> [Given task] Will you output the entries below exactly, skipping every image they contain?

> [Data listing]

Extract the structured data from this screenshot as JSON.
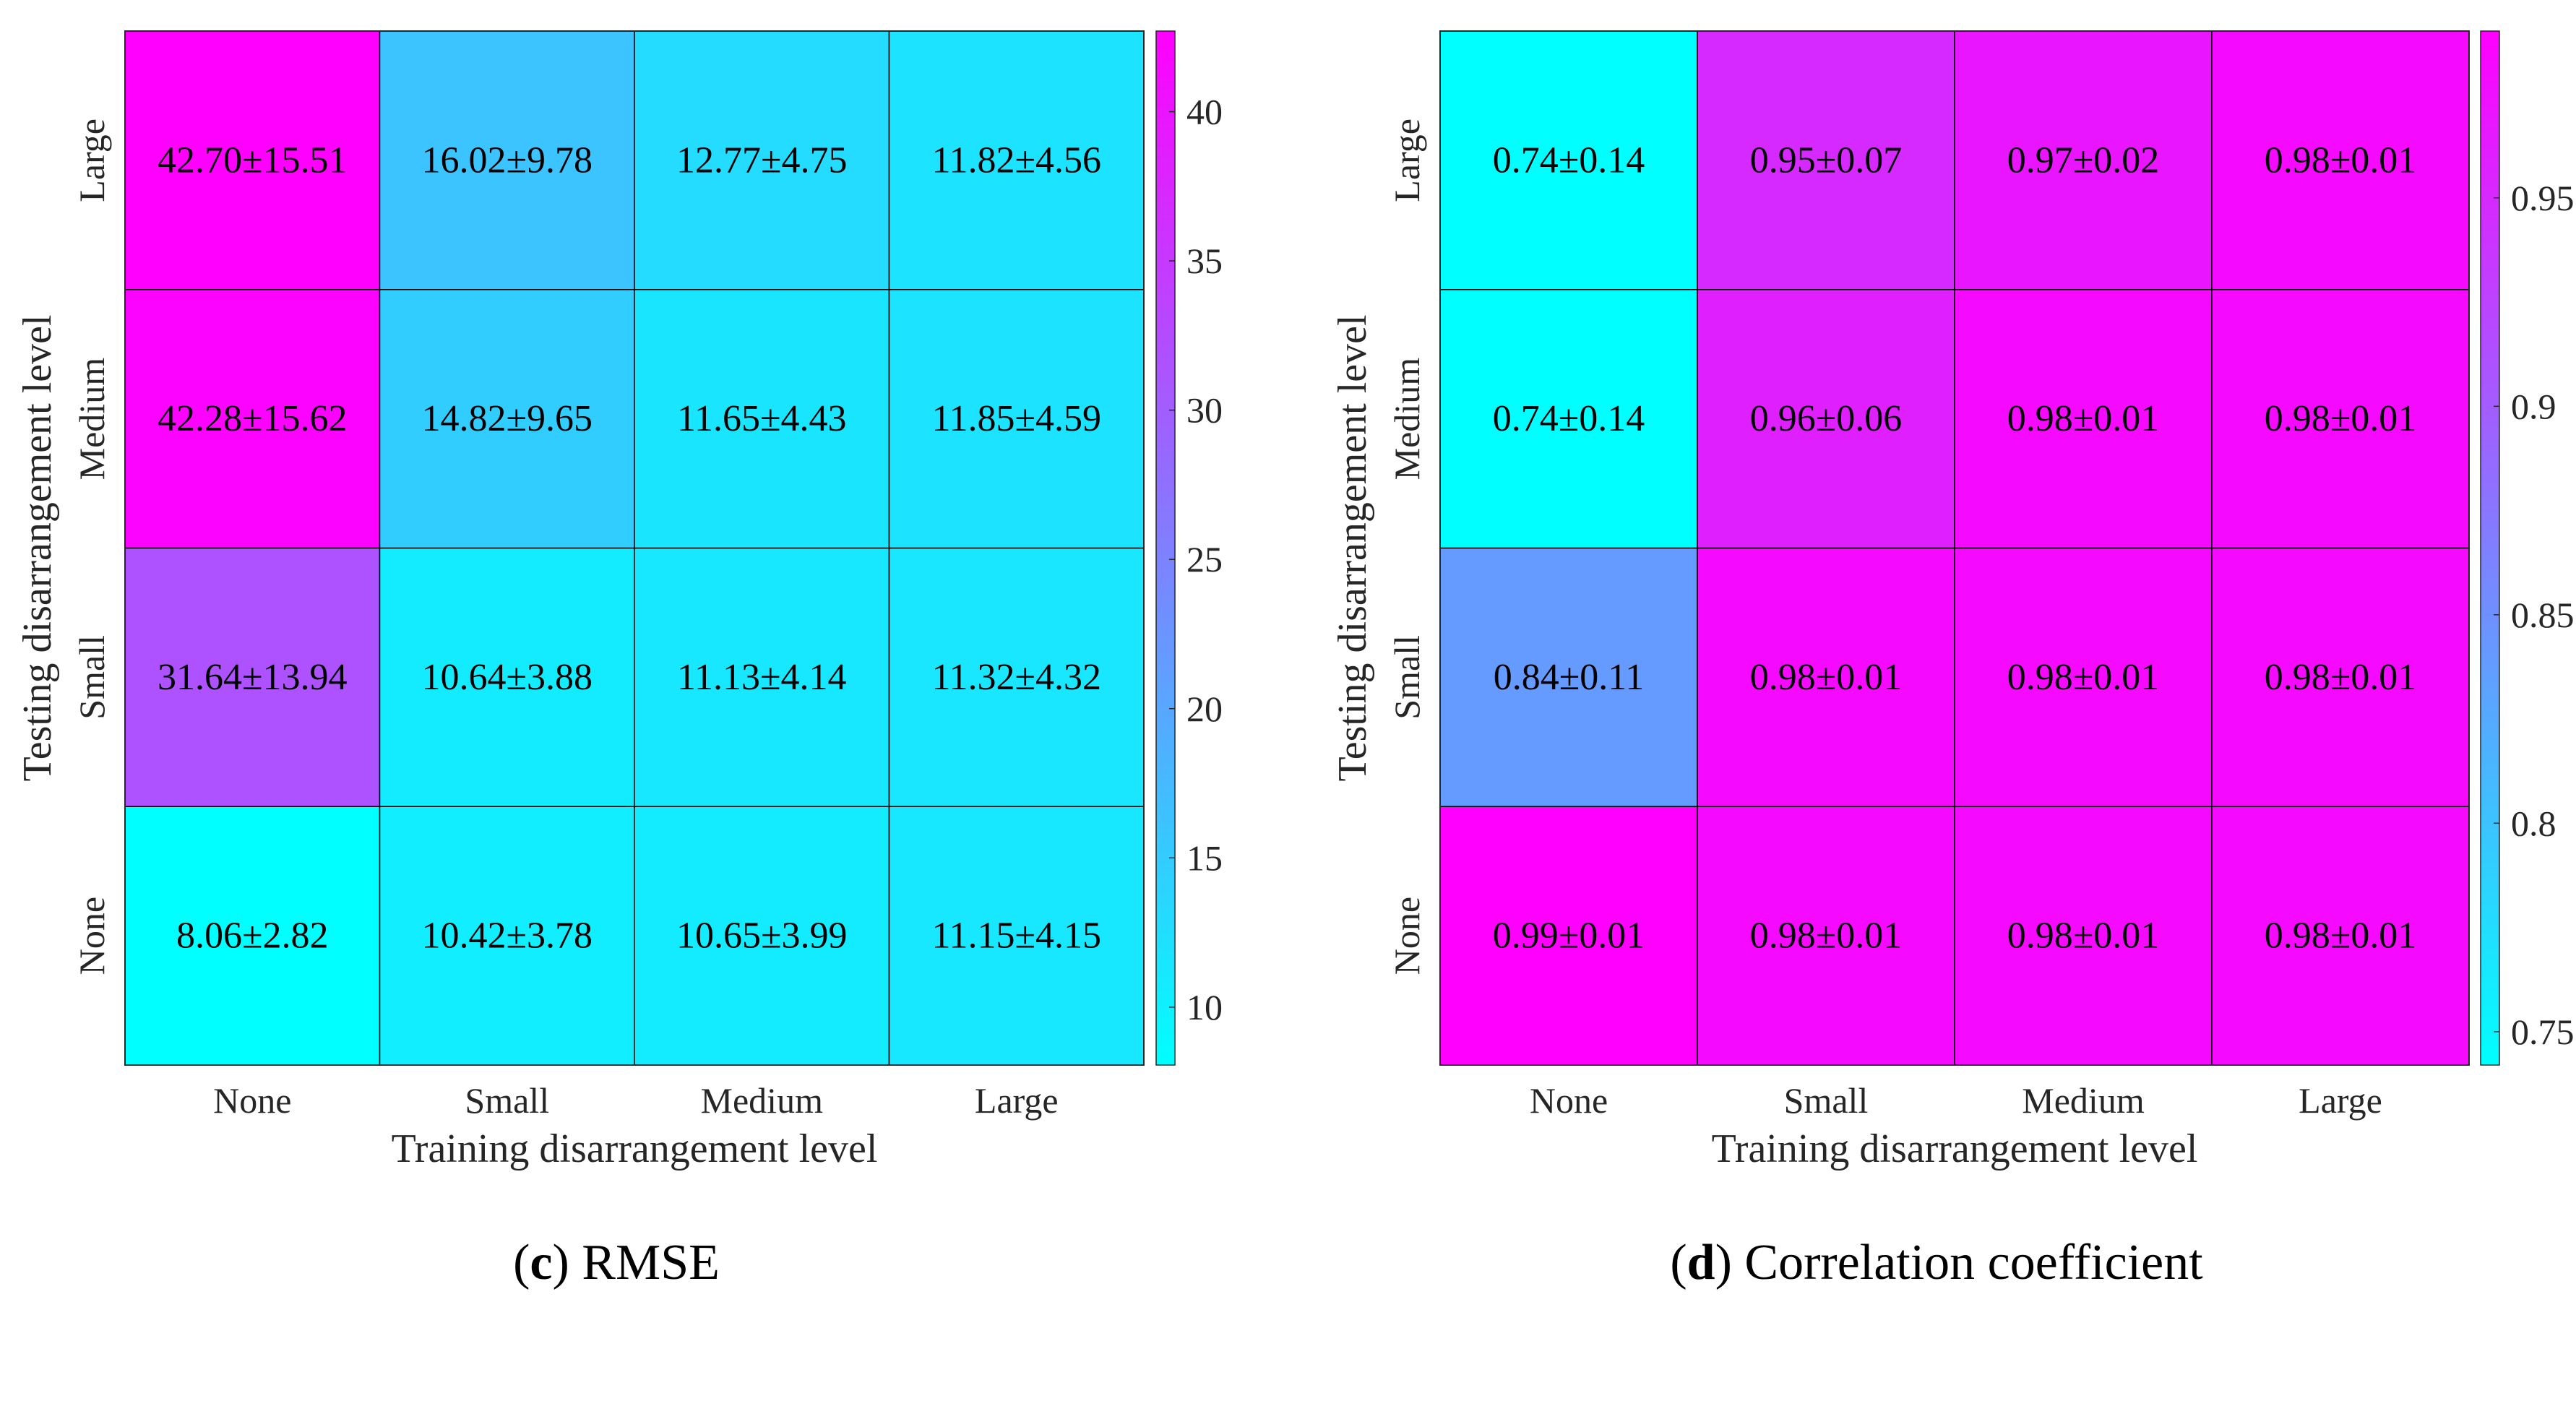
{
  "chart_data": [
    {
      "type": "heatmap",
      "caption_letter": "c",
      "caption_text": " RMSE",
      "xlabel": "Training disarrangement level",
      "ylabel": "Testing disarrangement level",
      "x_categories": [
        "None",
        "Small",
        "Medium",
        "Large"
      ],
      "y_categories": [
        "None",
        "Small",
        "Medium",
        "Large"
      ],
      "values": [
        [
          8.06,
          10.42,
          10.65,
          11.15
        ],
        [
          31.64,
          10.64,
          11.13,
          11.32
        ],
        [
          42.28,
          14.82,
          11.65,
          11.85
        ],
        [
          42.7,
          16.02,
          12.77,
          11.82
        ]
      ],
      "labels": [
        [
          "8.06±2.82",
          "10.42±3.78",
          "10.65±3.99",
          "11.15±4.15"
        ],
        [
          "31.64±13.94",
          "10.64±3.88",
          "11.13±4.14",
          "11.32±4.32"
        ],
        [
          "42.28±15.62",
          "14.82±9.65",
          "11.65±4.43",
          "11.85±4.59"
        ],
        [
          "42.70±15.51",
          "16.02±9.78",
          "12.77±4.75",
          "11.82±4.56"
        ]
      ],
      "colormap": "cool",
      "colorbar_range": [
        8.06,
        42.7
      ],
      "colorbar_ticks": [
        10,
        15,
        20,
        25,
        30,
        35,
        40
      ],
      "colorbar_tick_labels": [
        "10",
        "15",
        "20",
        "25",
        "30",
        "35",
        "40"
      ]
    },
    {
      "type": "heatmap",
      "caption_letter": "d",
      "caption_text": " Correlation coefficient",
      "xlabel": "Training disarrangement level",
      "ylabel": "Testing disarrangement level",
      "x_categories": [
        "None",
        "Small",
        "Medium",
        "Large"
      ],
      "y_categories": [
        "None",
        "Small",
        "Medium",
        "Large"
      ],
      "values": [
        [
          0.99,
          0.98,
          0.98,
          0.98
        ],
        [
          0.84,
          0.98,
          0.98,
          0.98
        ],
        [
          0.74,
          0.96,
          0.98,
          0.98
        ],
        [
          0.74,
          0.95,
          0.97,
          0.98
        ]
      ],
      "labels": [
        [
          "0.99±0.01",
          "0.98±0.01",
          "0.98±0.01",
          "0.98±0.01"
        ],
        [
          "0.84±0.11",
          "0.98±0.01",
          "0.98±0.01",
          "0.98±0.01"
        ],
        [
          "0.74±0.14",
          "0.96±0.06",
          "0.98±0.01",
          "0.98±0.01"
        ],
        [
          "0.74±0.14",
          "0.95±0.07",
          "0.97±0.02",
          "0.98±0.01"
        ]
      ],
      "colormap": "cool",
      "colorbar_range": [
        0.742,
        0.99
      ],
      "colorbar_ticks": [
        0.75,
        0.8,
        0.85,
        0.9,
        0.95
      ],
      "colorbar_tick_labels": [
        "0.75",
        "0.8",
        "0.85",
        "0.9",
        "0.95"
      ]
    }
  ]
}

> [Response]
Extract the structured data from this screenshot as JSON.
{
  "chart_data": [
    {
      "type": "heatmap",
      "caption_letter": "c",
      "caption_text": " RMSE",
      "xlabel": "Training disarrangement level",
      "ylabel": "Testing disarrangement level",
      "x_categories": [
        "None",
        "Small",
        "Medium",
        "Large"
      ],
      "y_categories": [
        "None",
        "Small",
        "Medium",
        "Large"
      ],
      "values": [
        [
          8.06,
          10.42,
          10.65,
          11.15
        ],
        [
          31.64,
          10.64,
          11.13,
          11.32
        ],
        [
          42.28,
          14.82,
          11.65,
          11.85
        ],
        [
          42.7,
          16.02,
          12.77,
          11.82
        ]
      ],
      "labels": [
        [
          "8.06±2.82",
          "10.42±3.78",
          "10.65±3.99",
          "11.15±4.15"
        ],
        [
          "31.64±13.94",
          "10.64±3.88",
          "11.13±4.14",
          "11.32±4.32"
        ],
        [
          "42.28±15.62",
          "14.82±9.65",
          "11.65±4.43",
          "11.85±4.59"
        ],
        [
          "42.70±15.51",
          "16.02±9.78",
          "12.77±4.75",
          "11.82±4.56"
        ]
      ],
      "colormap": "cool",
      "colorbar_range": [
        8.06,
        42.7
      ],
      "colorbar_ticks": [
        10,
        15,
        20,
        25,
        30,
        35,
        40
      ],
      "colorbar_tick_labels": [
        "10",
        "15",
        "20",
        "25",
        "30",
        "35",
        "40"
      ]
    },
    {
      "type": "heatmap",
      "caption_letter": "d",
      "caption_text": " Correlation coefficient",
      "xlabel": "Training disarrangement level",
      "ylabel": "Testing disarrangement level",
      "x_categories": [
        "None",
        "Small",
        "Medium",
        "Large"
      ],
      "y_categories": [
        "None",
        "Small",
        "Medium",
        "Large"
      ],
      "values": [
        [
          0.99,
          0.98,
          0.98,
          0.98
        ],
        [
          0.84,
          0.98,
          0.98,
          0.98
        ],
        [
          0.74,
          0.96,
          0.98,
          0.98
        ],
        [
          0.74,
          0.95,
          0.97,
          0.98
        ]
      ],
      "labels": [
        [
          "0.99±0.01",
          "0.98±0.01",
          "0.98±0.01",
          "0.98±0.01"
        ],
        [
          "0.84±0.11",
          "0.98±0.01",
          "0.98±0.01",
          "0.98±0.01"
        ],
        [
          "0.74±0.14",
          "0.96±0.06",
          "0.98±0.01",
          "0.98±0.01"
        ],
        [
          "0.74±0.14",
          "0.95±0.07",
          "0.97±0.02",
          "0.98±0.01"
        ]
      ],
      "colormap": "cool",
      "colorbar_range": [
        0.742,
        0.99
      ],
      "colorbar_ticks": [
        0.75,
        0.8,
        0.85,
        0.9,
        0.95
      ],
      "colorbar_tick_labels": [
        "0.75",
        "0.8",
        "0.85",
        "0.9",
        "0.95"
      ]
    }
  ]
}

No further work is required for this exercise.